((
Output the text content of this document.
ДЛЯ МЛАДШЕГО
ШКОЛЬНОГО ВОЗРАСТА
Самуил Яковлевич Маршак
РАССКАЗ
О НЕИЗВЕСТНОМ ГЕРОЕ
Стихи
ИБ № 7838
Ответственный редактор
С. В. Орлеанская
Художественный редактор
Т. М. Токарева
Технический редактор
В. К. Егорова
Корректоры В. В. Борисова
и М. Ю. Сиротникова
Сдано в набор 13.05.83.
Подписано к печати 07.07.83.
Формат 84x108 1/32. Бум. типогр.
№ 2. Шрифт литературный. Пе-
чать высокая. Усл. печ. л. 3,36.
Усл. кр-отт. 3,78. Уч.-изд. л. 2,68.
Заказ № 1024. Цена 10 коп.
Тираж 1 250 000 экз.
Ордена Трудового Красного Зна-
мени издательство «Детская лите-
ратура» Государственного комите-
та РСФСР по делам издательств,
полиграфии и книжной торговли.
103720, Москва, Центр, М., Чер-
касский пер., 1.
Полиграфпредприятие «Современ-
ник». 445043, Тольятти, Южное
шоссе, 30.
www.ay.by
))
> Task goal:
Exactly as they are written, print the entries again.

> Result for this task:
Output the text content of this document.
ДЛЯ МЛАДШЕГО
ШКОЛЬНОГО ВОЗРАСТА
Самуил Яковлевич Маршак
РАССКАЗ
О НЕИЗВЕСТНОМ ГЕРОЕ
Стихи
ИБ № 7838
Ответственный редактор
С. В. Орлеанская
Художественный редактор
Т. М. Токарева
Технический редактор
В. К. Егорова
Корректоры В. В. Борисова
и М. Ю. Сиротникова
Сдано в набор 13.05.83.
Подписано к печати 07.07.83.
Формат 84x108 1/32. Бум. типогр.
№ 2. Шрифт литературный. Пе-
чать высокая. Усл. печ. л. 3,36.
Усл. кр-отт. 3,78. Уч.-изд. л. 2,68.
Заказ № 1024. Цена 10 коп.
Тираж 1 250 000 экз.
Ордена Трудового Красного Зна-
мени издательство «Детская лите-
ратура» Государственного комите-
та РСФСР по делам издательств,
полиграфии и книжной торговли.
103720, Москва, Центр, М., Чер-
касский пер., 1.
Полиграфпредприятие «Современ-
ник». 445043, Тольятти, Южное
шоссе, 30.
www.ay.by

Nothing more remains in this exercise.